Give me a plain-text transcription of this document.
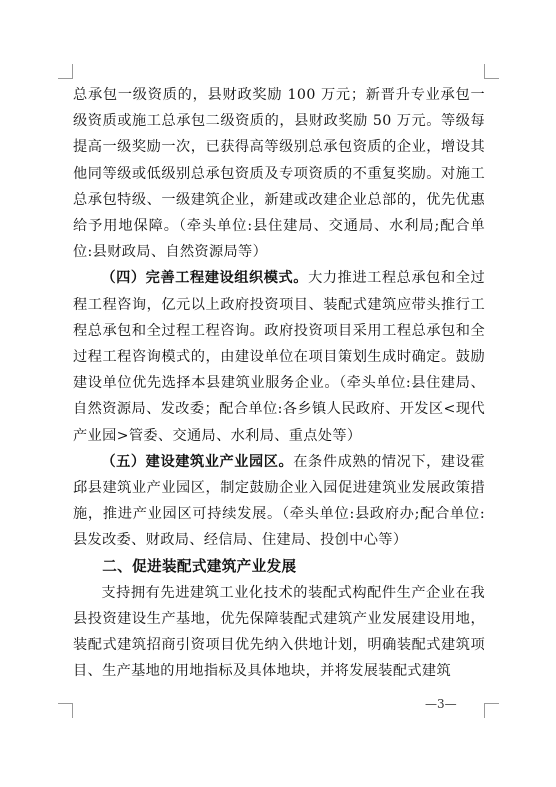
总承包一级资质的，县财政奖励 100 万元；新晋升专业承包一级资质或施工总承包二级资质的，县财政奖励 50 万元。等级每提高一级奖励一次，已获得高等级别总承包资质的企业，增设其他同等级或低级别总承包资质及专项资质的不重复奖励。对施工总承包特级、一级建筑企业，新建或改建企业总部的，优先优惠给予用地保障。（牵头单位:县住建局、交通局、水利局;配合单位:县财政局、自然资源局等）

（四）完善工程建设组织模式。大力推进工程总承包和全过程工程咨询，亿元以上政府投资项目、装配式建筑应带头推行工程总承包和全过程工程咨询。政府投资项目采用工程总承包和全过程工程咨询模式的，由建设单位在项目策划生成时确定。鼓励建设单位优先选择本县建筑业服务企业。（牵头单位:县住建局、自然资源局、发改委；配合单位:各乡镇人民政府、开发区<现代产业园>管委、交通局、水利局、重点处等）

（五）建设建筑业产业园区。在条件成熟的情况下，建设霍邱县建筑业产业园区，制定鼓励企业入园促进建筑业发展政策措施，推进产业园区可持续发展。（牵头单位:县政府办;配合单位:县发改委、财政局、经信局、住建局、投创中心等）

二、促进装配式建筑产业发展

支持拥有先进建筑工业化技术的装配式构配件生产企业在我县投资建设生产基地，优先保障装配式建筑产业发展建设用地，装配式建筑招商引资项目优先纳入供地计划，明确装配式建筑项目、生产基地的用地指标及具体地块，并将发展装配式建筑

—3—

━━━━━━━━━━

_WORK INSTRUCTIONS_. Track down every line with the word "配合单位" and copy it.

_OUTPUT OF THE EXERCISE_.
总承包一级资质的，县财政奖励 100 万元；新晋升专业承包一级资质或施工总承包二级资质的，县财政奖励 50 万元。等级每提高一级奖励一次，已获得高等级别总承包资质的企业，增设其他同等级或低级别总承包资质及专项资质的不重复奖励。对施工总承包特级、一级建筑企业，新建或改建企业总部的，优先优惠给予用地保障。（牵头单位:县住建局、交通局、水利局;配合单位:县财政局、自然资源局等）
（四）完善工程建设组织模式。大力推进工程总承包和全过程工程咨询，亿元以上政府投资项目、装配式建筑应带头推行工程总承包和全过程工程咨询。政府投资项目采用工程总承包和全过程工程咨询模式的，由建设单位在项目策划生成时确定。鼓励建设单位优先选择本县建筑业服务企业。（牵头单位:县住建局、自然资源局、发改委；配合单位:各乡镇人民政府、开发区<现代产业园>管委、交通局、水利局、重点处等）
（五）建设建筑业产业园区。在条件成熟的情况下，建设霍邱县建筑业产业园区，制定鼓励企业入园促进建筑业发展政策措施，推进产业园区可持续发展。（牵头单位:县政府办;配合单位:县发改委、财政局、经信局、住建局、投创中心等）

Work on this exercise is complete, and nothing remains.